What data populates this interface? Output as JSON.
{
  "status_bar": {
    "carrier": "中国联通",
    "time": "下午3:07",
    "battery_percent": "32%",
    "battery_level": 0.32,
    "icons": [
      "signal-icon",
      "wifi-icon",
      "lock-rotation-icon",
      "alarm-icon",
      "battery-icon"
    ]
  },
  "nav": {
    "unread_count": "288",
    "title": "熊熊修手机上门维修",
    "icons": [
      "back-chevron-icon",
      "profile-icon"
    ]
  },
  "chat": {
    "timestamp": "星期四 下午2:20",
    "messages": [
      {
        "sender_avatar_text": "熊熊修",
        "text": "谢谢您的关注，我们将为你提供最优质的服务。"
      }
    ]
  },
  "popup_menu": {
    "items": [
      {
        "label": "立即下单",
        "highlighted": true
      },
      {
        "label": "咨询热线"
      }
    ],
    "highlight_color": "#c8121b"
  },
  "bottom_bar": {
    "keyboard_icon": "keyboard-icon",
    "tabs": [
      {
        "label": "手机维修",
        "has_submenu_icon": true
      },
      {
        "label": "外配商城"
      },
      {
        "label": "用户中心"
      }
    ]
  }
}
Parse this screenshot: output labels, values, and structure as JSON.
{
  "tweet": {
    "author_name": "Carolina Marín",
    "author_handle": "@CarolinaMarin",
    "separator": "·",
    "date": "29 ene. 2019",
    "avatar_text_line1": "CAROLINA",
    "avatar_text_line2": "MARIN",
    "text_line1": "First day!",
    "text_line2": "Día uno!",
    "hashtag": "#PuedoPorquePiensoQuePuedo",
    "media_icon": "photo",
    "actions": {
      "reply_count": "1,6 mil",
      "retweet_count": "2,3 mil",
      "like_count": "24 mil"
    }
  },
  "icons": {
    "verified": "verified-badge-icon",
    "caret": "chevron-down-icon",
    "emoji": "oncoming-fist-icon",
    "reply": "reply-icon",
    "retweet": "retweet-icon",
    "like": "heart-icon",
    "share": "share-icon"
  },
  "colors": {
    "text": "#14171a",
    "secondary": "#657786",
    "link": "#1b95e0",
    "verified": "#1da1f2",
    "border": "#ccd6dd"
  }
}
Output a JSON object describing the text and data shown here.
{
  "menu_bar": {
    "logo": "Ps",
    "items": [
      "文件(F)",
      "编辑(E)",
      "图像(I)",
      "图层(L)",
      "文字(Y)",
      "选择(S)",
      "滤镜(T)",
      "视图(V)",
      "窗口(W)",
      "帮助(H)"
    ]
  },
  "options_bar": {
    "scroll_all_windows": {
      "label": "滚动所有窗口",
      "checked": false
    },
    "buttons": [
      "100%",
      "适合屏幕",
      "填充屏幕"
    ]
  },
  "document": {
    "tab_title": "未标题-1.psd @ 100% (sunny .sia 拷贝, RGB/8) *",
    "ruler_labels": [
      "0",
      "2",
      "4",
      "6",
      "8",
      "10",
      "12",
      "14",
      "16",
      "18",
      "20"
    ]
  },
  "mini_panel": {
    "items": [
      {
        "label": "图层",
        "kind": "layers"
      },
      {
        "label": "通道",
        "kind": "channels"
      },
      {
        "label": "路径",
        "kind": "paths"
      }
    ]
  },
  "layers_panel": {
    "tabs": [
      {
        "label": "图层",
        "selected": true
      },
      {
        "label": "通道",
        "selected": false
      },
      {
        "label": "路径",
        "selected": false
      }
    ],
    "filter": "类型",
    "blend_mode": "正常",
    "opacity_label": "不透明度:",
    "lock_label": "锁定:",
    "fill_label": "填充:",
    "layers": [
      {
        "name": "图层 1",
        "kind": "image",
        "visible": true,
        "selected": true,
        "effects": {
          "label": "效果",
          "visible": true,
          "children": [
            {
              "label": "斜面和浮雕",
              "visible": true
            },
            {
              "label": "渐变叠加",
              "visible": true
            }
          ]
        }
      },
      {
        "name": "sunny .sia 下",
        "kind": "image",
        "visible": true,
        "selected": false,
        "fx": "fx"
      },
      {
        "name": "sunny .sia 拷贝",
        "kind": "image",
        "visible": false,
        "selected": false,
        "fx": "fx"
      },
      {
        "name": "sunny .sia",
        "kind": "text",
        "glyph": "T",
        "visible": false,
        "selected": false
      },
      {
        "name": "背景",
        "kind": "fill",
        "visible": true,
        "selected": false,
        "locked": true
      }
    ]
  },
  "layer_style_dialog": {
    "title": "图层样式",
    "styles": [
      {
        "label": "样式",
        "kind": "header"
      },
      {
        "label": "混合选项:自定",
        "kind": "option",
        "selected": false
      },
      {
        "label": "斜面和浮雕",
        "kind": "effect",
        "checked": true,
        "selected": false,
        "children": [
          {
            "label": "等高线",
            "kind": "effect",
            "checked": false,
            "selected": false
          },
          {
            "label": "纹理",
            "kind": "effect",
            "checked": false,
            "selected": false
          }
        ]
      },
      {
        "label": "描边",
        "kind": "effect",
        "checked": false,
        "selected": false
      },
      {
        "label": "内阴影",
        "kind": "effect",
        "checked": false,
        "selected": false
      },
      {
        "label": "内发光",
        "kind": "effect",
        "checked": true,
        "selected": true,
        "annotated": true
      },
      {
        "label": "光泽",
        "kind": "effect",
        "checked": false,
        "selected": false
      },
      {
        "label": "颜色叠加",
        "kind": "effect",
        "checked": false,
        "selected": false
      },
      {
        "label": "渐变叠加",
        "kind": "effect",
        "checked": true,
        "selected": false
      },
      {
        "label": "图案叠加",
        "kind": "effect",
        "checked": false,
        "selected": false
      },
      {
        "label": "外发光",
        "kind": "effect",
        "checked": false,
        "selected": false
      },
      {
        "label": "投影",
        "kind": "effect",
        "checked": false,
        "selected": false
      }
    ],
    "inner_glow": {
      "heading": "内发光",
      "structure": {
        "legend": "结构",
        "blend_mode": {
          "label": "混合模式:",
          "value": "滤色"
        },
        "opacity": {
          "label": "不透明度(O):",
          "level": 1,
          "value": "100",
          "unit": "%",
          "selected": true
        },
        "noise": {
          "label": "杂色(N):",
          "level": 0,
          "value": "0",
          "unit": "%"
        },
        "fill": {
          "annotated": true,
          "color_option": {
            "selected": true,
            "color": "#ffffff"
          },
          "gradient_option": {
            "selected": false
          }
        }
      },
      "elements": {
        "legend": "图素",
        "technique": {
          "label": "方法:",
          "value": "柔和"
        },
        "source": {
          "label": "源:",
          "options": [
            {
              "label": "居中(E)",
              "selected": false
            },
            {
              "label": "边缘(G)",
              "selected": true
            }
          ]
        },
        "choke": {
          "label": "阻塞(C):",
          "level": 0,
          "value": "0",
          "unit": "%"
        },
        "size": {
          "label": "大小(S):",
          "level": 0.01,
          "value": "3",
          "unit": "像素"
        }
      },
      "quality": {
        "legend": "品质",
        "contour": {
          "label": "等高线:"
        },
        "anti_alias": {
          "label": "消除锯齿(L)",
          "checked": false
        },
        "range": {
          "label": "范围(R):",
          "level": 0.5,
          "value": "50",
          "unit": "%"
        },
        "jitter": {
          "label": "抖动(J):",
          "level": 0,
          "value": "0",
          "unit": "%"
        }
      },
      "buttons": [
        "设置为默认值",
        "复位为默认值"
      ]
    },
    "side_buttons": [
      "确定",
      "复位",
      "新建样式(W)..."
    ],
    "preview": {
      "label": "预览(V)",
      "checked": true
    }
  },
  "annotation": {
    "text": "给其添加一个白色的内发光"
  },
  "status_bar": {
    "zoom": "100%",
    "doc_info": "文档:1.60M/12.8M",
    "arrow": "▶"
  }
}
:::
▸ SET TASK
Gather each line that holds "data".

▸ FINAL RESULT
What data populates this interface? Output as JSON.
Output a JSON object describing the text and data shown here.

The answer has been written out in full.